PROBLEM TO SOLVE: Copy the data exactly as it appears, and do not include any pictures.

DATA ENTRIES:
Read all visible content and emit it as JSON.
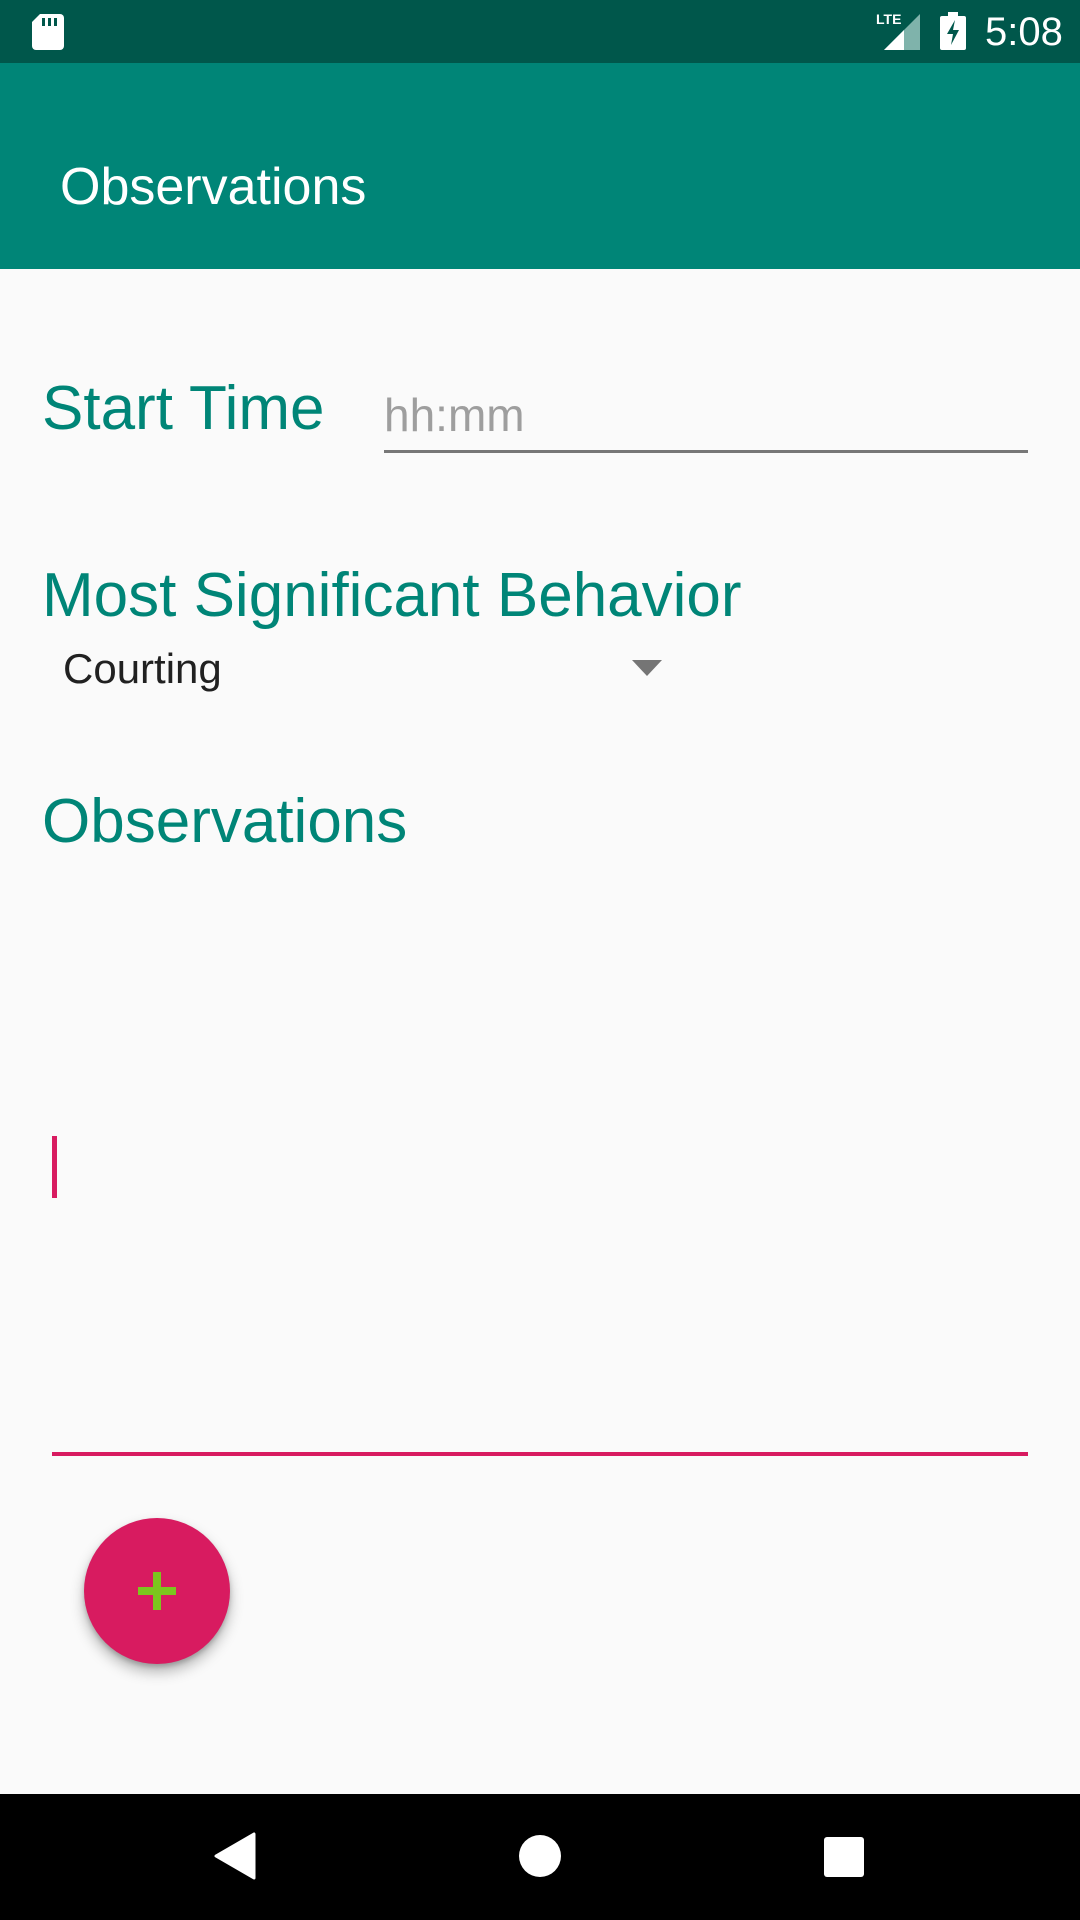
{
  "status_bar": {
    "time": "5:08",
    "network": "LTE",
    "icons": [
      "sd-card-icon",
      "lte-signal-icon",
      "battery-charging-icon"
    ]
  },
  "app_bar": {
    "title": "Observations"
  },
  "form": {
    "start_time": {
      "label": "Start Time",
      "value": "",
      "placeholder": "hh:mm"
    },
    "behavior": {
      "label": "Most Significant Behavior",
      "selected": "Courting"
    },
    "observations": {
      "label": "Observations",
      "value": ""
    }
  },
  "fab": {
    "icon": "plus-icon"
  },
  "nav_bar": {
    "icons": [
      "back-icon",
      "home-icon",
      "recents-icon"
    ]
  },
  "colors": {
    "status_bar": "#00574b",
    "primary": "#008577",
    "accent": "#d81b60",
    "fab_plus": "#7cc61e",
    "background": "#fafafa"
  }
}
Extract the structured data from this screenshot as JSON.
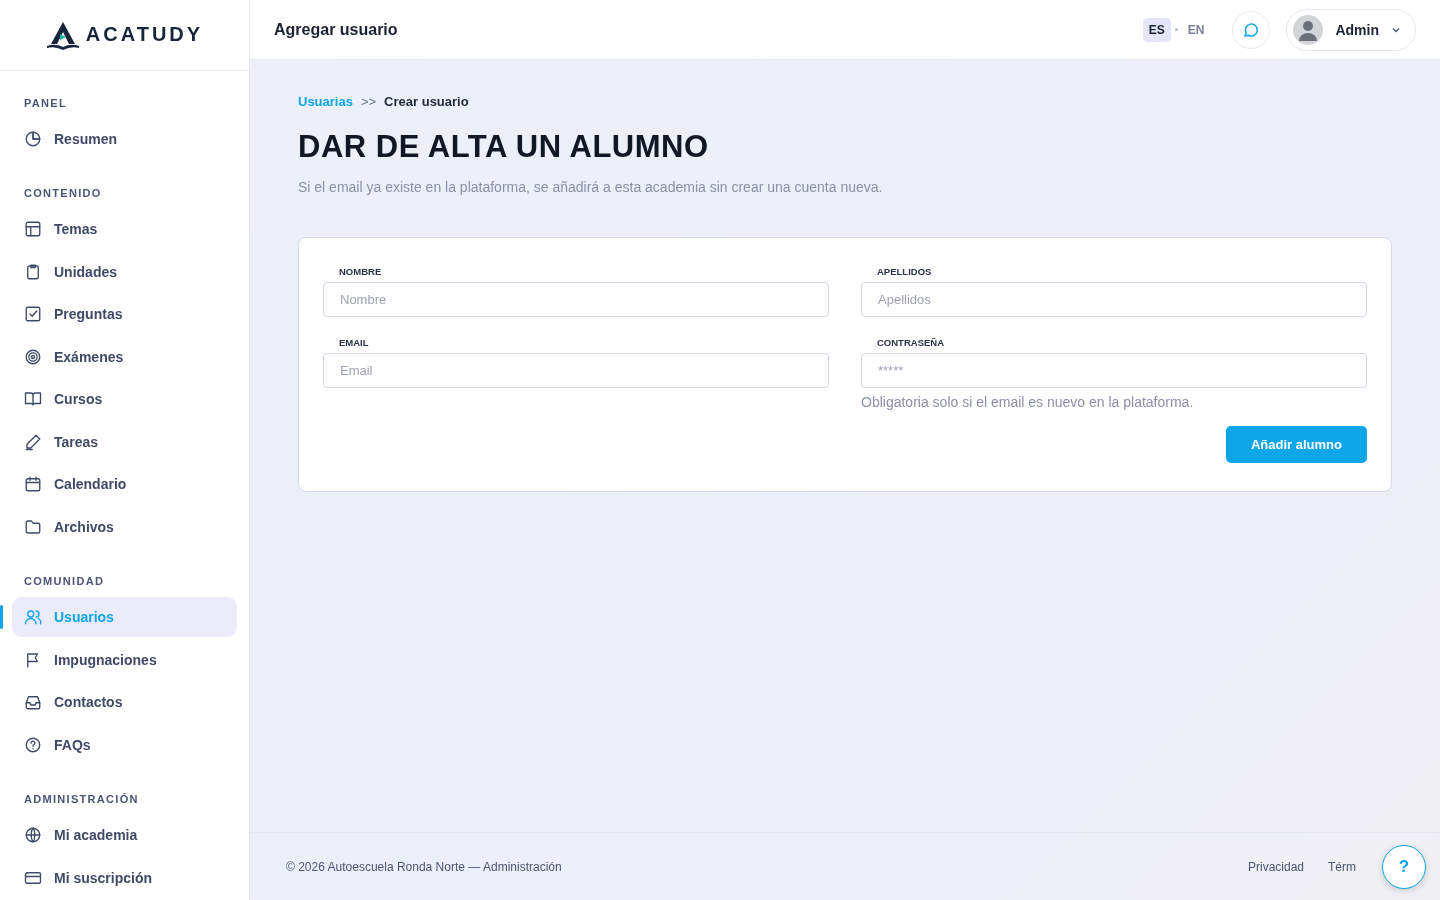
{
  "logo": {
    "name": "ACATUDY"
  },
  "sidebar": {
    "sections": [
      {
        "title": "PANEL",
        "items": [
          {
            "label": "Resumen",
            "selected": false
          }
        ]
      },
      {
        "title": "CONTENIDO",
        "items": [
          {
            "label": "Temas",
            "selected": false
          },
          {
            "label": "Unidades",
            "selected": false
          },
          {
            "label": "Preguntas",
            "selected": false
          },
          {
            "label": "Exámenes",
            "selected": false
          },
          {
            "label": "Cursos",
            "selected": false
          },
          {
            "label": "Tareas",
            "selected": false
          },
          {
            "label": "Calendario",
            "selected": false
          },
          {
            "label": "Archivos",
            "selected": false
          }
        ]
      },
      {
        "title": "COMUNIDAD",
        "items": [
          {
            "label": "Usuarios",
            "selected": true
          },
          {
            "label": "Impugnaciones",
            "selected": false
          },
          {
            "label": "Contactos",
            "selected": false
          },
          {
            "label": "FAQs",
            "selected": false
          }
        ]
      },
      {
        "title": "ADMINISTRACIÓN",
        "items": [
          {
            "label": "Mi academia",
            "selected": false
          },
          {
            "label": "Mi suscripción",
            "selected": false
          }
        ]
      }
    ]
  },
  "header": {
    "title": "Agregar usuario",
    "languages": [
      {
        "label": "ES",
        "selected": true
      },
      {
        "label": "EN",
        "selected": false
      }
    ],
    "user": "Admin"
  },
  "breadcrumb": {
    "parent": "Usuarias",
    "separator": ">>",
    "current": "Crear usuario"
  },
  "page_title": "DAR DE ALTA UN ALUMNO",
  "description": "Si el email ya existe en la plataforma, se añadirá a esta academia sin crear una cuenta nueva.",
  "form": {
    "fields": [
      {
        "label": "NOMBRE",
        "placeholder": "Nombre"
      },
      {
        "label": "APELLIDOS",
        "placeholder": "Apellidos"
      },
      {
        "label": "EMAIL",
        "placeholder": "Email"
      },
      {
        "label": "CONTRASEÑA",
        "placeholder": "*****",
        "hint": "Obligatoria solo si el email es nuevo en la plataforma."
      }
    ],
    "submit": "Añadir alumno"
  },
  "footer": {
    "copyright": "© 2026 Autoescuela Ronda Norte — Administración",
    "links": [
      "Privacidad",
      "Térm"
    ]
  },
  "help_button": "?"
}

FULL SOLUTION:
Read all visible content and emit it as JSON.
{
  "status_bar": {
    "time": "5:08",
    "network": "LTE",
    "icons": [
      "sd-card-icon",
      "lte-signal-icon",
      "battery-charging-icon"
    ]
  },
  "app_bar": {
    "title": "Observations"
  },
  "form": {
    "start_time": {
      "label": "Start Time",
      "value": "",
      "placeholder": "hh:mm"
    },
    "behavior": {
      "label": "Most Significant Behavior",
      "selected": "Courting"
    },
    "observations": {
      "label": "Observations",
      "value": ""
    }
  },
  "fab": {
    "icon": "plus-icon"
  },
  "nav_bar": {
    "icons": [
      "back-icon",
      "home-icon",
      "recents-icon"
    ]
  },
  "colors": {
    "status_bar": "#00574b",
    "primary": "#008577",
    "accent": "#d81b60",
    "fab_plus": "#7cc61e",
    "background": "#fafafa"
  }
}
Extract the structured data from this screenshot as JSON.
{
  "logo": {
    "name": "ACATUDY"
  },
  "sidebar": {
    "sections": [
      {
        "title": "PANEL",
        "items": [
          {
            "label": "Resumen",
            "selected": false
          }
        ]
      },
      {
        "title": "CONTENIDO",
        "items": [
          {
            "label": "Temas",
            "selected": false
          },
          {
            "label": "Unidades",
            "selected": false
          },
          {
            "label": "Preguntas",
            "selected": false
          },
          {
            "label": "Exámenes",
            "selected": false
          },
          {
            "label": "Cursos",
            "selected": false
          },
          {
            "label": "Tareas",
            "selected": false
          },
          {
            "label": "Calendario",
            "selected": false
          },
          {
            "label": "Archivos",
            "selected": false
          }
        ]
      },
      {
        "title": "COMUNIDAD",
        "items": [
          {
            "label": "Usuarios",
            "selected": true
          },
          {
            "label": "Impugnaciones",
            "selected": false
          },
          {
            "label": "Contactos",
            "selected": false
          },
          {
            "label": "FAQs",
            "selected": false
          }
        ]
      },
      {
        "title": "ADMINISTRACIÓN",
        "items": [
          {
            "label": "Mi academia",
            "selected": false
          },
          {
            "label": "Mi suscripción",
            "selected": false
          }
        ]
      }
    ]
  },
  "header": {
    "title": "Agregar usuario",
    "languages": [
      {
        "label": "ES",
        "selected": true
      },
      {
        "label": "EN",
        "selected": false
      }
    ],
    "user": "Admin"
  },
  "breadcrumb": {
    "parent": "Usuarias",
    "separator": ">>",
    "current": "Crear usuario"
  },
  "page_title": "DAR DE ALTA UN ALUMNO",
  "description": "Si el email ya existe en la plataforma, se añadirá a esta academia sin crear una cuenta nueva.",
  "form": {
    "fields": [
      {
        "label": "NOMBRE",
        "placeholder": "Nombre"
      },
      {
        "label": "APELLIDOS",
        "placeholder": "Apellidos"
      },
      {
        "label": "EMAIL",
        "placeholder": "Email"
      },
      {
        "label": "CONTRASEÑA",
        "placeholder": "*****",
        "hint": "Obligatoria solo si el email es nuevo en la plataforma."
      }
    ],
    "submit": "Añadir alumno"
  },
  "footer": {
    "copyright": "© 2026 Autoescuela Ronda Norte — Administración",
    "links": [
      "Privacidad",
      "Térm"
    ]
  },
  "help_button": "?"
}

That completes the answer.